*Available records*:
^^^^

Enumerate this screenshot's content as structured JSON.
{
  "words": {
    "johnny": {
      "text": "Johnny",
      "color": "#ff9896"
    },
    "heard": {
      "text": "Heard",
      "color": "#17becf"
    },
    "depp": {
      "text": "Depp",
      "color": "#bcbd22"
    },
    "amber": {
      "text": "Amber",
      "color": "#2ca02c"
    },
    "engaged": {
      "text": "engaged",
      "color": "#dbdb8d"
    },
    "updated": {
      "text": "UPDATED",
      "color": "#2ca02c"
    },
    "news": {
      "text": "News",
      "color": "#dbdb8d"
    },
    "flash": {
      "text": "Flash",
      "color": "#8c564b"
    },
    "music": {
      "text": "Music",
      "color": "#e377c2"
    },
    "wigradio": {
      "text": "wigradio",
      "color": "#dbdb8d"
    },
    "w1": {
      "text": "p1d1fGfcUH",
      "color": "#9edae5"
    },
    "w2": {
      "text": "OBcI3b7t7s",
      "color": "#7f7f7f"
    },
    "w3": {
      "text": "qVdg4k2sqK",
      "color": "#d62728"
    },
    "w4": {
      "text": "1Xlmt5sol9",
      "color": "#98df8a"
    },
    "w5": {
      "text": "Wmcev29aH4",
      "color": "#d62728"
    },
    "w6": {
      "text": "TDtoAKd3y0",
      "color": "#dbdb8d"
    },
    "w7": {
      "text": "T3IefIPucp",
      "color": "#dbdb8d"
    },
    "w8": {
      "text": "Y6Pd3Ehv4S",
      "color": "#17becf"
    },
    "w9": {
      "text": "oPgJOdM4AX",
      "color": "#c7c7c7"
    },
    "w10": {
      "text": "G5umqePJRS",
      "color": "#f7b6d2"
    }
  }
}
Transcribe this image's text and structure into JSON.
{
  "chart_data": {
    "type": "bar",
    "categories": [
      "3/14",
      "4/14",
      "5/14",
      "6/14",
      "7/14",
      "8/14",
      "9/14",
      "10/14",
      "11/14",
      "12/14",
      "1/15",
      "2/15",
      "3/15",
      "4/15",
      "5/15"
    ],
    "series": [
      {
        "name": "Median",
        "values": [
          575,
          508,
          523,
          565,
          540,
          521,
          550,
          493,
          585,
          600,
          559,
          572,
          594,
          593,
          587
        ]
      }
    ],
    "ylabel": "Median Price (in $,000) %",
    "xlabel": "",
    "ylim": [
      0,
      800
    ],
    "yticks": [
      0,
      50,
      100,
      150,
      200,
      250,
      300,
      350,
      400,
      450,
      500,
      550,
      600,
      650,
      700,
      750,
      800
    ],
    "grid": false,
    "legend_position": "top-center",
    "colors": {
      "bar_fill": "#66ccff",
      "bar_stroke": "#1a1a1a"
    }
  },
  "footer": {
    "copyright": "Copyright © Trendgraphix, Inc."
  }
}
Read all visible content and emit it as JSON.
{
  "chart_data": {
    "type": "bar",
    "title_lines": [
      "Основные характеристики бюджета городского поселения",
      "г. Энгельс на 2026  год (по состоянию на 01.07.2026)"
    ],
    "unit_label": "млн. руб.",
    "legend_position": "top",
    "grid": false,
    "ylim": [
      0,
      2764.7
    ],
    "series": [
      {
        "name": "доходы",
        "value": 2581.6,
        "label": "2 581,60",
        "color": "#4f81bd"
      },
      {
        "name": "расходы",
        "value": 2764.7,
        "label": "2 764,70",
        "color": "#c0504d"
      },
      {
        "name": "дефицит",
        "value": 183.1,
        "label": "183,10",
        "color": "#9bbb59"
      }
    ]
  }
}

^^^^

Set down, exactly and in full, the lines from the one containing "Transcribe this image's" through the end of the entries; no other line belongs.

Transcribe this image's text and structure into JSON.
{
  "chart_data": {
    "type": "bar",
    "categories": [
      "3/14",
      "4/14",
      "5/14",
      "6/14",
      "7/14",
      "8/14",
      "9/14",
      "10/14",
      "11/14",
      "12/14",
      "1/15",
      "2/15",
      "3/15",
      "4/15",
      "5/15"
    ],
    "series": [
      {
        "name": "Median",
        "values": [
          575,
          508,
          523,
          565,
          540,
          521,
          550,
          493,
          585,
          600,
          559,
          572,
          594,
          593,
          587
        ]
      }
    ],
    "ylabel": "Median Price (in $,000) %",
    "xlabel": "",
    "ylim": [
      0,
      800
    ],
    "yticks": [
      0,
      50,
      100,
      150,
      200,
      250,
      300,
      350,
      400,
      450,
      500,
      550,
      600,
      650,
      700,
      750,
      800
    ],
    "grid": false,
    "legend_position": "top-center",
    "colors": {
      "bar_fill": "#66ccff",
      "bar_stroke": "#1a1a1a"
    }
  },
  "footer": {
    "copyright": "Copyright © Trendgraphix, Inc."
  }
}
Read all visible content and emit it as JSON.
{
  "chart_data": {
    "type": "bar",
    "title_lines": [
      "Основные характеристики бюджета городского поселения",
      "г. Энгельс на 2026  год (по состоянию на 01.07.2026)"
    ],
    "unit_label": "млн. руб.",
    "legend_position": "top",
    "grid": false,
    "ylim": [
      0,
      2764.7
    ],
    "series": [
      {
        "name": "доходы",
        "value": 2581.6,
        "label": "2 581,60",
        "color": "#4f81bd"
      },
      {
        "name": "расходы",
        "value": 2764.7,
        "label": "2 764,70",
        "color": "#c0504d"
      },
      {
        "name": "дефицит",
        "value": 183.1,
        "label": "183,10",
        "color": "#9bbb59"
      }
    ]
  }
}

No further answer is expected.